## EXTRACTED DATA
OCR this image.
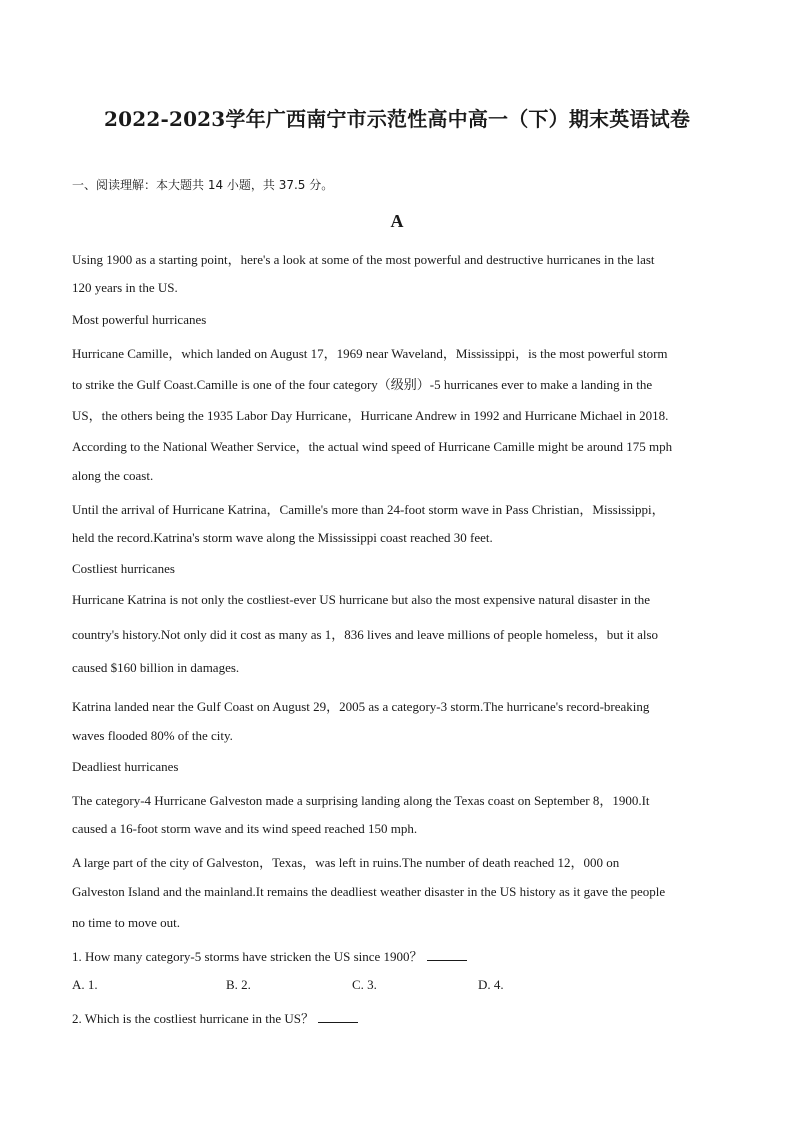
2022-2023学年广西南宁市示范性高中高一（下）期末英语试卷
一、阅读理解：本大题共 14 小题，共 37.5 分。
A
Using 1900 as a starting point，here's a look at some of the most powerful and destructive hurricanes in the last
120 years in the US.
Most powerful hurricanes
Hurricane Camille，which landed on August 17，1969 near Waveland，Mississippi，is the most powerful storm
to strike the Gulf Coast.Camille is one of the four category（级别）-5 hurricanes ever to make a landing in the
US，the others being the 1935 Labor Day Hurricane，Hurricane Andrew in 1992 and Hurricane Michael in 2018.
According to the National Weather Service，the actual wind speed of Hurricane Camille might be around 175 mph
along the coast.
Until the arrival of Hurricane Katrina，Camille's more than 24-foot storm wave in Pass Christian，Mississippi，
held the record.Katrina's storm wave along the Mississippi coast reached 30 feet.
Costliest hurricanes
Hurricane Katrina is not only the costliest-ever US hurricane but also the most expensive natural disaster in the
country's history.Not only did it cost as many as 1，836 lives and leave millions of people homeless，but it also
caused $160 billion in damages.
Katrina landed near the Gulf Coast on August 29，2005 as a category-3 storm.The hurricane's record-breaking
waves flooded 80% of the city.
Deadliest hurricanes
The category-4 Hurricane Galveston made a surprising landing along the Texas coast on September 8，1900.It
caused a 16-foot storm wave and its wind speed reached 150 mph.
A large part of the city of Galveston，Texas，was left in ruins.The number of death reached 12，000 on
Galveston Island and the mainland.It remains the deadliest weather disaster in the US history as it gave the people
no time to move out.
1. How many category-5 storms have stricken the US since 1900？
A. 1.	B. 2.	C. 3.	D. 4.
2. Which is the costliest hurricane in the US？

## EXERCISE TASK
Leaving the pictures aside, transcribe the entire listing exactly.

## THE ANSWER
OCR this image.
2022-2023学年广西南宁市示范性高中高一（下）期末英语试卷
一、阅读理解：本大题共 14 小题，共 37.5 分。
A
Using 1900 as a starting point，here's a look at some of the most powerful and destructive hurricanes in the last
120 years in the US.
Most powerful hurricanes
Hurricane Camille，which landed on August 17，1969 near Waveland，Mississippi，is the most powerful storm
to strike the Gulf Coast.Camille is one of the four category（级别）-5 hurricanes ever to make a landing in the
US，the others being the 1935 Labor Day Hurricane，Hurricane Andrew in 1992 and Hurricane Michael in 2018.
According to the National Weather Service，the actual wind speed of Hurricane Camille might be around 175 mph
along the coast.
Until the arrival of Hurricane Katrina，Camille's more than 24-foot storm wave in Pass Christian，Mississippi，
held the record.Katrina's storm wave along the Mississippi coast reached 30 feet.
Costliest hurricanes
Hurricane Katrina is not only the costliest-ever US hurricane but also the most expensive natural disaster in the
country's history.Not only did it cost as many as 1，836 lives and leave millions of people homeless，but it also
caused $160 billion in damages.
Katrina landed near the Gulf Coast on August 29，2005 as a category-3 storm.The hurricane's record-breaking
waves flooded 80% of the city.
Deadliest hurricanes
The category-4 Hurricane Galveston made a surprising landing along the Texas coast on September 8，1900.It
caused a 16-foot storm wave and its wind speed reached 150 mph.
A large part of the city of Galveston，Texas，was left in ruins.The number of death reached 12，000 on
Galveston Island and the mainland.It remains the deadliest weather disaster in the US history as it gave the people
no time to move out.
1. How many category-5 storms have stricken the US since 1900？
A. 1.	B. 2.	C. 3.	D. 4.
2. Which is the costliest hurricane in the US？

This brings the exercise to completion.